(INFORMATION PROVIDED Opens)

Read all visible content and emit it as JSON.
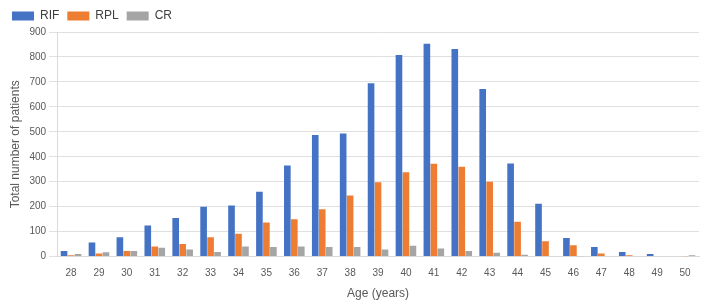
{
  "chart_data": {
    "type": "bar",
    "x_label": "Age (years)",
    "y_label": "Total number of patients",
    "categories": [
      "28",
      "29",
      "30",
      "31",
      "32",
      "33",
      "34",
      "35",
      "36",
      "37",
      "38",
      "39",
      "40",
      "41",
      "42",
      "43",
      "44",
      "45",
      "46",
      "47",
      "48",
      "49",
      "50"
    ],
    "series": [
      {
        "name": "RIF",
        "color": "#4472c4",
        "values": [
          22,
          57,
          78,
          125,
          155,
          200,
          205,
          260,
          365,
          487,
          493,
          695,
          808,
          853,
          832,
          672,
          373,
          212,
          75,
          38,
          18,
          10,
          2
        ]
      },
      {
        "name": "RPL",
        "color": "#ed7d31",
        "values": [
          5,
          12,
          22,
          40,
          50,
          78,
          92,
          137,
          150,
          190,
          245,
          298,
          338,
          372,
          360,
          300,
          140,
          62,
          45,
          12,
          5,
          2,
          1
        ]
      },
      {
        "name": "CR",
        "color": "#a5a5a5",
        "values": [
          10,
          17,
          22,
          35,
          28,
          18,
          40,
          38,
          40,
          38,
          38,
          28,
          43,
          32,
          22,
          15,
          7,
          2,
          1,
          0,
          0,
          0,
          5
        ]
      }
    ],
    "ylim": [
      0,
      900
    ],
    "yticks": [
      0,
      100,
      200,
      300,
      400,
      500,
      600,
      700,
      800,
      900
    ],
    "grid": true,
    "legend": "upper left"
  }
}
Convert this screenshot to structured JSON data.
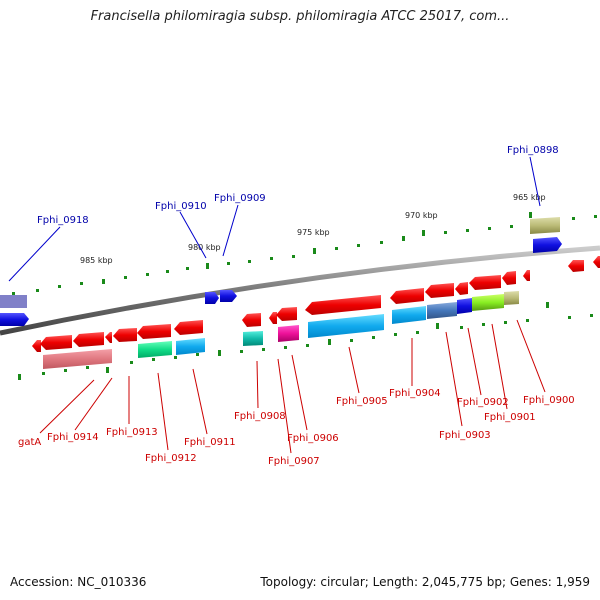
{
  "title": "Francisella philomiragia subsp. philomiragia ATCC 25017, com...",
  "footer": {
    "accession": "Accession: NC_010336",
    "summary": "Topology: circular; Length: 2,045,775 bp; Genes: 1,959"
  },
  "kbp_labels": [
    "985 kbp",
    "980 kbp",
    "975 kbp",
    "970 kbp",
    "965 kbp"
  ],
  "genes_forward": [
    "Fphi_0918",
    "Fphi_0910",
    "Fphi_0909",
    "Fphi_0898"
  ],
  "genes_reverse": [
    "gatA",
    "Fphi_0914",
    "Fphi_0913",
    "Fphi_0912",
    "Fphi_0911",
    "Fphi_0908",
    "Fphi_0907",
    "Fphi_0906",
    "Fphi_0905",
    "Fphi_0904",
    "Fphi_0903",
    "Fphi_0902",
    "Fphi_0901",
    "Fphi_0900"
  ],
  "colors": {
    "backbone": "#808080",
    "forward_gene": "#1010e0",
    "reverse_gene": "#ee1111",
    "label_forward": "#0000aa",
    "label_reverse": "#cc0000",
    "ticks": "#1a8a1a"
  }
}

(INFORMATION PROVIDED Closes)

▶ _EXERCISE REQUIREMENTS_:
Retype the lines above exactly, no pictures.

▶ _THE COMPLETED TASK_:
Read all visible content and emit it as JSON.
{
  "chart_data": {
    "type": "bar",
    "x_label": "Age (years)",
    "y_label": "Total number of patients",
    "categories": [
      "28",
      "29",
      "30",
      "31",
      "32",
      "33",
      "34",
      "35",
      "36",
      "37",
      "38",
      "39",
      "40",
      "41",
      "42",
      "43",
      "44",
      "45",
      "46",
      "47",
      "48",
      "49",
      "50"
    ],
    "series": [
      {
        "name": "RIF",
        "color": "#4472c4",
        "values": [
          22,
          57,
          78,
          125,
          155,
          200,
          205,
          260,
          365,
          487,
          493,
          695,
          808,
          853,
          832,
          672,
          373,
          212,
          75,
          38,
          18,
          10,
          2
        ]
      },
      {
        "name": "RPL",
        "color": "#ed7d31",
        "values": [
          5,
          12,
          22,
          40,
          50,
          78,
          92,
          137,
          150,
          190,
          245,
          298,
          338,
          372,
          360,
          300,
          140,
          62,
          45,
          12,
          5,
          2,
          1
        ]
      },
      {
        "name": "CR",
        "color": "#a5a5a5",
        "values": [
          10,
          17,
          22,
          35,
          28,
          18,
          40,
          38,
          40,
          38,
          38,
          28,
          43,
          32,
          22,
          15,
          7,
          2,
          1,
          0,
          0,
          0,
          5
        ]
      }
    ],
    "ylim": [
      0,
      900
    ],
    "yticks": [
      0,
      100,
      200,
      300,
      400,
      500,
      600,
      700,
      800,
      900
    ],
    "grid": true,
    "legend": "upper left"
  }
}
Convert this screenshot to structured JSON data.
{
  "title": "Francisella philomiragia subsp. philomiragia ATCC 25017, com...",
  "footer": {
    "accession": "Accession: NC_010336",
    "summary": "Topology: circular; Length: 2,045,775 bp; Genes: 1,959"
  },
  "kbp_labels": [
    "985 kbp",
    "980 kbp",
    "975 kbp",
    "970 kbp",
    "965 kbp"
  ],
  "genes_forward": [
    "Fphi_0918",
    "Fphi_0910",
    "Fphi_0909",
    "Fphi_0898"
  ],
  "genes_reverse": [
    "gatA",
    "Fphi_0914",
    "Fphi_0913",
    "Fphi_0912",
    "Fphi_0911",
    "Fphi_0908",
    "Fphi_0907",
    "Fphi_0906",
    "Fphi_0905",
    "Fphi_0904",
    "Fphi_0903",
    "Fphi_0902",
    "Fphi_0901",
    "Fphi_0900"
  ],
  "colors": {
    "backbone": "#808080",
    "forward_gene": "#1010e0",
    "reverse_gene": "#ee1111",
    "label_forward": "#0000aa",
    "label_reverse": "#cc0000",
    "ticks": "#1a8a1a"
  }
}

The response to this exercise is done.